↓

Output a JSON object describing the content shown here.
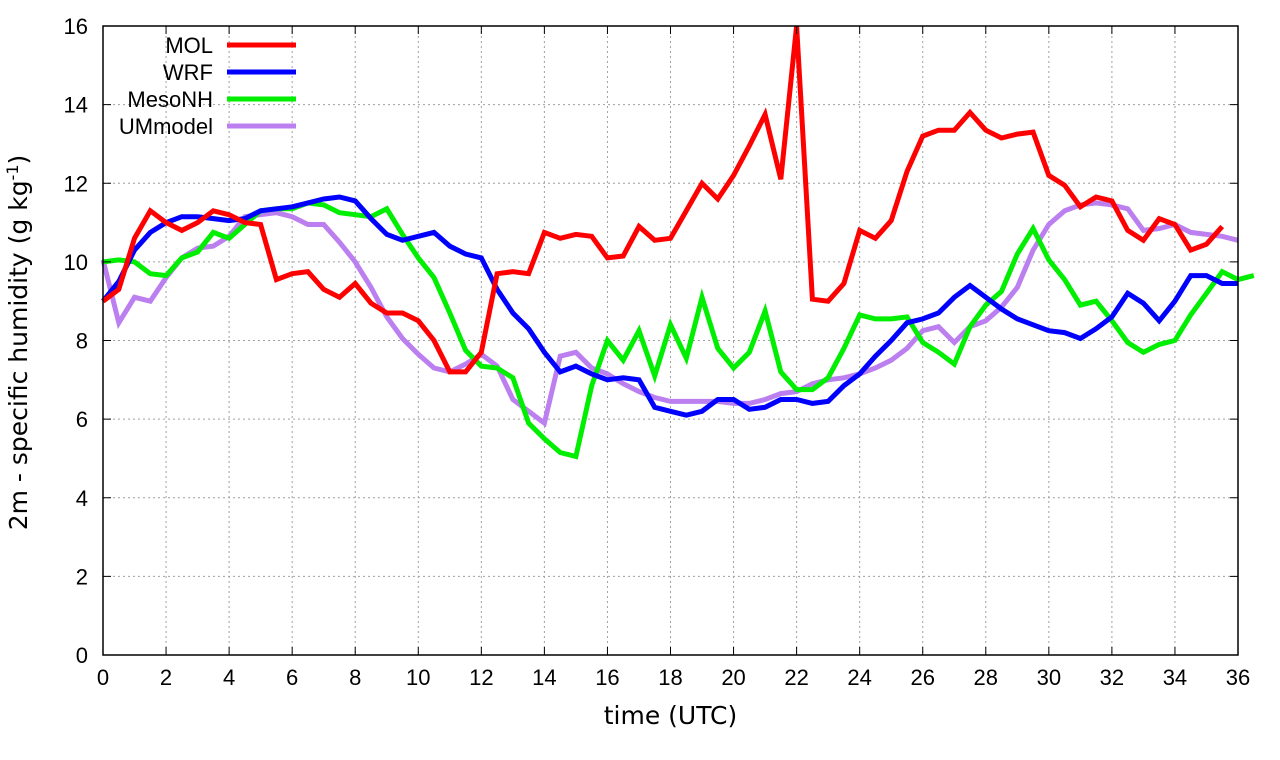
{
  "chart_data": {
    "type": "line",
    "xlabel": "time (UTC)",
    "ylabel": "2m - specific humidity (g kg",
    "ylabel_sup": "-1",
    "ylabel_close": ")",
    "xlim": [
      0,
      36
    ],
    "ylim": [
      0,
      16
    ],
    "x_ticks": [
      0,
      2,
      4,
      6,
      8,
      10,
      12,
      14,
      16,
      18,
      20,
      22,
      24,
      26,
      28,
      30,
      32,
      34,
      36
    ],
    "y_ticks": [
      0,
      2,
      4,
      6,
      8,
      10,
      12,
      14,
      16
    ],
    "grid": true,
    "legend_position": "top-left",
    "x_step": 0.5,
    "series": [
      {
        "name": "MOL",
        "color": "#ff0000",
        "values": [
          9.0,
          9.3,
          10.6,
          11.3,
          11.0,
          10.8,
          11.0,
          11.3,
          11.2,
          11.0,
          10.95,
          9.55,
          9.7,
          9.75,
          9.3,
          9.1,
          9.45,
          8.95,
          8.7,
          8.7,
          8.5,
          8.0,
          7.2,
          7.2,
          7.7,
          9.7,
          9.75,
          9.7,
          10.75,
          10.6,
          10.7,
          10.65,
          10.1,
          10.15,
          10.9,
          10.55,
          10.6,
          11.3,
          12.0,
          11.6,
          12.2,
          12.95,
          13.75,
          12.1,
          16.1,
          9.05,
          9.0,
          9.45,
          10.8,
          10.6,
          11.05,
          12.3,
          13.2,
          13.35,
          13.35,
          13.8,
          13.35,
          13.15,
          13.25,
          13.3,
          12.2,
          11.95,
          11.4,
          11.65,
          11.55,
          10.8,
          10.55,
          11.1,
          10.95,
          10.3,
          10.45,
          10.9
        ]
      },
      {
        "name": "WRF",
        "color": "#0000ff",
        "values": [
          9.0,
          9.5,
          10.3,
          10.75,
          11.0,
          11.15,
          11.15,
          11.1,
          11.05,
          11.1,
          11.3,
          11.35,
          11.4,
          11.5,
          11.6,
          11.65,
          11.55,
          11.1,
          10.7,
          10.55,
          10.65,
          10.75,
          10.4,
          10.2,
          10.1,
          9.3,
          8.7,
          8.3,
          7.7,
          7.2,
          7.35,
          7.15,
          7.0,
          7.05,
          7.0,
          6.3,
          6.2,
          6.1,
          6.2,
          6.5,
          6.5,
          6.25,
          6.3,
          6.5,
          6.5,
          6.4,
          6.45,
          6.85,
          7.15,
          7.6,
          8.0,
          8.45,
          8.55,
          8.7,
          9.1,
          9.4,
          9.1,
          8.8,
          8.55,
          8.4,
          8.25,
          8.2,
          8.05,
          8.3,
          8.6,
          9.2,
          8.95,
          8.5,
          9.0,
          9.65,
          9.65,
          9.45,
          9.45
        ]
      },
      {
        "name": "MesoNH",
        "color": "#00ee00",
        "values": [
          10.0,
          10.05,
          10.0,
          9.7,
          9.65,
          10.1,
          10.25,
          10.75,
          10.6,
          10.95,
          11.3,
          11.35,
          11.35,
          11.5,
          11.45,
          11.25,
          11.2,
          11.15,
          11.35,
          10.7,
          10.1,
          9.6,
          8.7,
          7.75,
          7.35,
          7.3,
          7.05,
          5.9,
          5.5,
          5.15,
          5.05,
          6.85,
          8.0,
          7.5,
          8.25,
          7.1,
          8.4,
          7.55,
          9.1,
          7.8,
          7.3,
          7.7,
          8.75,
          7.2,
          6.75,
          6.75,
          7.05,
          7.8,
          8.65,
          8.55,
          8.55,
          8.6,
          7.95,
          7.7,
          7.4,
          8.35,
          8.9,
          9.25,
          10.2,
          10.85,
          10.05,
          9.55,
          8.9,
          9.0,
          8.5,
          7.95,
          7.7,
          7.9,
          8.0,
          8.65,
          9.2,
          9.75,
          9.55,
          9.65
        ]
      },
      {
        "name": "UMmodel",
        "color": "#bb7ff0",
        "values": [
          10.05,
          8.45,
          9.1,
          9.0,
          9.6,
          10.1,
          10.35,
          10.4,
          10.65,
          11.15,
          11.2,
          11.25,
          11.15,
          10.95,
          10.95,
          10.5,
          10.0,
          9.35,
          8.6,
          8.05,
          7.65,
          7.3,
          7.2,
          7.4,
          7.65,
          7.35,
          6.5,
          6.2,
          5.9,
          7.6,
          7.7,
          7.3,
          7.15,
          6.9,
          6.7,
          6.55,
          6.45,
          6.45,
          6.45,
          6.45,
          6.4,
          6.4,
          6.5,
          6.65,
          6.7,
          6.9,
          7.0,
          7.05,
          7.15,
          7.3,
          7.5,
          7.8,
          8.25,
          8.35,
          7.95,
          8.35,
          8.5,
          8.85,
          9.35,
          10.3,
          10.95,
          11.3,
          11.45,
          11.5,
          11.45,
          11.35,
          10.8,
          10.85,
          10.95,
          10.75,
          10.7,
          10.65,
          10.55
        ]
      }
    ]
  }
}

↑

GOAL:
Will you restate every entry word for word and omit the images?

RESULT:
Output a JSON object describing the content shown here.
{
  "chart_data": {
    "type": "line",
    "xlabel": "time (UTC)",
    "ylabel": "2m - specific humidity (g kg",
    "ylabel_sup": "-1",
    "ylabel_close": ")",
    "xlim": [
      0,
      36
    ],
    "ylim": [
      0,
      16
    ],
    "x_ticks": [
      0,
      2,
      4,
      6,
      8,
      10,
      12,
      14,
      16,
      18,
      20,
      22,
      24,
      26,
      28,
      30,
      32,
      34,
      36
    ],
    "y_ticks": [
      0,
      2,
      4,
      6,
      8,
      10,
      12,
      14,
      16
    ],
    "grid": true,
    "legend_position": "top-left",
    "x_step": 0.5,
    "series": [
      {
        "name": "MOL",
        "color": "#ff0000",
        "values": [
          9.0,
          9.3,
          10.6,
          11.3,
          11.0,
          10.8,
          11.0,
          11.3,
          11.2,
          11.0,
          10.95,
          9.55,
          9.7,
          9.75,
          9.3,
          9.1,
          9.45,
          8.95,
          8.7,
          8.7,
          8.5,
          8.0,
          7.2,
          7.2,
          7.7,
          9.7,
          9.75,
          9.7,
          10.75,
          10.6,
          10.7,
          10.65,
          10.1,
          10.15,
          10.9,
          10.55,
          10.6,
          11.3,
          12.0,
          11.6,
          12.2,
          12.95,
          13.75,
          12.1,
          16.1,
          9.05,
          9.0,
          9.45,
          10.8,
          10.6,
          11.05,
          12.3,
          13.2,
          13.35,
          13.35,
          13.8,
          13.35,
          13.15,
          13.25,
          13.3,
          12.2,
          11.95,
          11.4,
          11.65,
          11.55,
          10.8,
          10.55,
          11.1,
          10.95,
          10.3,
          10.45,
          10.9
        ]
      },
      {
        "name": "WRF",
        "color": "#0000ff",
        "values": [
          9.0,
          9.5,
          10.3,
          10.75,
          11.0,
          11.15,
          11.15,
          11.1,
          11.05,
          11.1,
          11.3,
          11.35,
          11.4,
          11.5,
          11.6,
          11.65,
          11.55,
          11.1,
          10.7,
          10.55,
          10.65,
          10.75,
          10.4,
          10.2,
          10.1,
          9.3,
          8.7,
          8.3,
          7.7,
          7.2,
          7.35,
          7.15,
          7.0,
          7.05,
          7.0,
          6.3,
          6.2,
          6.1,
          6.2,
          6.5,
          6.5,
          6.25,
          6.3,
          6.5,
          6.5,
          6.4,
          6.45,
          6.85,
          7.15,
          7.6,
          8.0,
          8.45,
          8.55,
          8.7,
          9.1,
          9.4,
          9.1,
          8.8,
          8.55,
          8.4,
          8.25,
          8.2,
          8.05,
          8.3,
          8.6,
          9.2,
          8.95,
          8.5,
          9.0,
          9.65,
          9.65,
          9.45,
          9.45
        ]
      },
      {
        "name": "MesoNH",
        "color": "#00ee00",
        "values": [
          10.0,
          10.05,
          10.0,
          9.7,
          9.65,
          10.1,
          10.25,
          10.75,
          10.6,
          10.95,
          11.3,
          11.35,
          11.35,
          11.5,
          11.45,
          11.25,
          11.2,
          11.15,
          11.35,
          10.7,
          10.1,
          9.6,
          8.7,
          7.75,
          7.35,
          7.3,
          7.05,
          5.9,
          5.5,
          5.15,
          5.05,
          6.85,
          8.0,
          7.5,
          8.25,
          7.1,
          8.4,
          7.55,
          9.1,
          7.8,
          7.3,
          7.7,
          8.75,
          7.2,
          6.75,
          6.75,
          7.05,
          7.8,
          8.65,
          8.55,
          8.55,
          8.6,
          7.95,
          7.7,
          7.4,
          8.35,
          8.9,
          9.25,
          10.2,
          10.85,
          10.05,
          9.55,
          8.9,
          9.0,
          8.5,
          7.95,
          7.7,
          7.9,
          8.0,
          8.65,
          9.2,
          9.75,
          9.55,
          9.65
        ]
      },
      {
        "name": "UMmodel",
        "color": "#bb7ff0",
        "values": [
          10.05,
          8.45,
          9.1,
          9.0,
          9.6,
          10.1,
          10.35,
          10.4,
          10.65,
          11.15,
          11.2,
          11.25,
          11.15,
          10.95,
          10.95,
          10.5,
          10.0,
          9.35,
          8.6,
          8.05,
          7.65,
          7.3,
          7.2,
          7.4,
          7.65,
          7.35,
          6.5,
          6.2,
          5.9,
          7.6,
          7.7,
          7.3,
          7.15,
          6.9,
          6.7,
          6.55,
          6.45,
          6.45,
          6.45,
          6.45,
          6.4,
          6.4,
          6.5,
          6.65,
          6.7,
          6.9,
          7.0,
          7.05,
          7.15,
          7.3,
          7.5,
          7.8,
          8.25,
          8.35,
          7.95,
          8.35,
          8.5,
          8.85,
          9.35,
          10.3,
          10.95,
          11.3,
          11.45,
          11.5,
          11.45,
          11.35,
          10.8,
          10.85,
          10.95,
          10.75,
          10.7,
          10.65,
          10.55
        ]
      }
    ]
  }
}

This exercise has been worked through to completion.